>> START

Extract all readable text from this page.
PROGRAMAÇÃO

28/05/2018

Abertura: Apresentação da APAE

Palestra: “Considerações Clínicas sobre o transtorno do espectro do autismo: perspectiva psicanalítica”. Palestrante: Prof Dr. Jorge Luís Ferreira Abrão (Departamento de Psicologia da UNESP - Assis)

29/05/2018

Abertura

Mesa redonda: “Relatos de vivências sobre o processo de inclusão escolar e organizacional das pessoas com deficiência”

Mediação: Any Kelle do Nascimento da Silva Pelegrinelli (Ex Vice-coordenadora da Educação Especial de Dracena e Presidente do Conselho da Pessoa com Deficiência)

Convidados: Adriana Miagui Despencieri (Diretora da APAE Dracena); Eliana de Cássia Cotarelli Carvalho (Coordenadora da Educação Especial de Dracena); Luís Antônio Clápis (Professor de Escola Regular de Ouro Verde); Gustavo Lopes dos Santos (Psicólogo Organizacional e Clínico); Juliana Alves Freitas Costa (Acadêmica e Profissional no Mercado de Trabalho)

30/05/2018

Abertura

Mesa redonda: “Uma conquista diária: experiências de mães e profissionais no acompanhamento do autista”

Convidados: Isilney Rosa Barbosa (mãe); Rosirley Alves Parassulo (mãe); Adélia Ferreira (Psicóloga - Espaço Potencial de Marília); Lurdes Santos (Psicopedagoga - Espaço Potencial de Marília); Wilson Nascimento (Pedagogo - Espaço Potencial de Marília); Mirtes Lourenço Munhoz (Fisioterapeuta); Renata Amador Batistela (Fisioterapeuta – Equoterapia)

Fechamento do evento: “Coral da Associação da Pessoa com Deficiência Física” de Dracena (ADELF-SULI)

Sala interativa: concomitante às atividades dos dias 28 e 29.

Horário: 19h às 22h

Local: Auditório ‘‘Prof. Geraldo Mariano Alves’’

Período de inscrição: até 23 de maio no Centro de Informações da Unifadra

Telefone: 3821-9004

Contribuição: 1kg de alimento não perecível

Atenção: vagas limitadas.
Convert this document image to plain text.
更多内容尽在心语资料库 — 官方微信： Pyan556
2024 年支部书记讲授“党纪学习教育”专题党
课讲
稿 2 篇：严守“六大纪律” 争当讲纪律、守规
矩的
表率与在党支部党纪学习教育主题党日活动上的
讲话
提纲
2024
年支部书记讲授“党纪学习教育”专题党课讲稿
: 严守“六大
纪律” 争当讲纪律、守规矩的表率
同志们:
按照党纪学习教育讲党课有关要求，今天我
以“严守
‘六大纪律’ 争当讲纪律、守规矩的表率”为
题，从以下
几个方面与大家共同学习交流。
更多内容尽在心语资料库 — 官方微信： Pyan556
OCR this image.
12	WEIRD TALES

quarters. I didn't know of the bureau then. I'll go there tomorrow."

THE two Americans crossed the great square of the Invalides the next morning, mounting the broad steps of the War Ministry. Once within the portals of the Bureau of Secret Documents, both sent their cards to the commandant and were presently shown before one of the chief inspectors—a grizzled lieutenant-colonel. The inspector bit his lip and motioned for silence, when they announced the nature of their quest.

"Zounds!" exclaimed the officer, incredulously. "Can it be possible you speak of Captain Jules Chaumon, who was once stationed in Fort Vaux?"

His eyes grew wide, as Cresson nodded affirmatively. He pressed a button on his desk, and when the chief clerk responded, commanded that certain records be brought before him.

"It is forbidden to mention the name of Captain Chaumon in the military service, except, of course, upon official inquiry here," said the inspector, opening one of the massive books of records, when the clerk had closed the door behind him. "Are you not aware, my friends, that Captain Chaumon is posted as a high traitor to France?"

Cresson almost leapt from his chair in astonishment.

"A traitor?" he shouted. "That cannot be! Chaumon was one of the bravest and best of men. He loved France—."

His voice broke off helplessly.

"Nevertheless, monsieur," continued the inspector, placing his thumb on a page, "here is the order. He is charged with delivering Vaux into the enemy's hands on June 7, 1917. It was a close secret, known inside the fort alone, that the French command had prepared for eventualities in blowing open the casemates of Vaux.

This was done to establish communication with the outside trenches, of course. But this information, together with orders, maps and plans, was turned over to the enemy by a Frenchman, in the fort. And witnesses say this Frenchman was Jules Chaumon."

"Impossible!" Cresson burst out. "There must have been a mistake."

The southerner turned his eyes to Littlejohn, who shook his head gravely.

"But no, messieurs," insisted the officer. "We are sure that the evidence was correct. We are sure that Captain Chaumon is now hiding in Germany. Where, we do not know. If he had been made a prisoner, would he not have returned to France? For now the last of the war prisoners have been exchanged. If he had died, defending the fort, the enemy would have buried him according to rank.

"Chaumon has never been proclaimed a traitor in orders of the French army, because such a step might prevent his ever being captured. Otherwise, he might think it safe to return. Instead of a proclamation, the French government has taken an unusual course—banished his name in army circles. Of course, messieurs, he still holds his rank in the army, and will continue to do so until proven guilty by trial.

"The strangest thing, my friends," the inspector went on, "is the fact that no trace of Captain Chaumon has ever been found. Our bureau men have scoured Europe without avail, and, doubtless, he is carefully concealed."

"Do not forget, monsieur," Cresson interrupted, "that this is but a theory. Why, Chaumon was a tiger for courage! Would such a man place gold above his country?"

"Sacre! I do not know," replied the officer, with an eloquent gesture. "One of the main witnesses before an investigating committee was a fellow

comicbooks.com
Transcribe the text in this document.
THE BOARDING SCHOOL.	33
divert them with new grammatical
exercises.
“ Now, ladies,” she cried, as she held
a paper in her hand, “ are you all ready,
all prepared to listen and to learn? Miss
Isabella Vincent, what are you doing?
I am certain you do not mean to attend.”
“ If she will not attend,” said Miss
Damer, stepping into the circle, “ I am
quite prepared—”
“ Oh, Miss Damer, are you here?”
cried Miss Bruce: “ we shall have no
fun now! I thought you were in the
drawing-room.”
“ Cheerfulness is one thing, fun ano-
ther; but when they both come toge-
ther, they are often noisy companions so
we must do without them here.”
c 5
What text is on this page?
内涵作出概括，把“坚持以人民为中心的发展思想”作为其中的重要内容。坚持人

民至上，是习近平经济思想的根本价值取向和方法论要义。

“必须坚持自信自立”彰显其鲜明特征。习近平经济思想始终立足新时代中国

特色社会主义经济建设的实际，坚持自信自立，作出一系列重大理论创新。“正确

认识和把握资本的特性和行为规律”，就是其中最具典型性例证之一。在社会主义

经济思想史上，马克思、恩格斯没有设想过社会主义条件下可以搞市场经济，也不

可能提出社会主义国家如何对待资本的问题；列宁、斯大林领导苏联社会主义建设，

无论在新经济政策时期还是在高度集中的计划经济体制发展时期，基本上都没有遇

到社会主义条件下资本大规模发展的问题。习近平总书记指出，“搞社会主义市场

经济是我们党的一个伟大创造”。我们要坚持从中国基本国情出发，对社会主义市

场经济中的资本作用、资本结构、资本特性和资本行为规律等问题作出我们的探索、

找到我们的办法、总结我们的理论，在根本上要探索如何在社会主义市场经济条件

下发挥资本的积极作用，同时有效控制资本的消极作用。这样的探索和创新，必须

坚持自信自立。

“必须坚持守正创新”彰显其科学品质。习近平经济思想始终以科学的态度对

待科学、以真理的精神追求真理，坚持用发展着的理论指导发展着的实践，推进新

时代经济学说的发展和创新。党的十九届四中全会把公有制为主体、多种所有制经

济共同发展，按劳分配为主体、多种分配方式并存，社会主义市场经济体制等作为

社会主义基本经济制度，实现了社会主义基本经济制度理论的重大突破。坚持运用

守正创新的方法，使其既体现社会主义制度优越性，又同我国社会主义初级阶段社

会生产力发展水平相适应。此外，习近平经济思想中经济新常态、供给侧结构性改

>> END

:: Set task ::
Work through the records line by line and tally those with the word "争当讲纪律". Report only the total.

:: Exercise result ::
3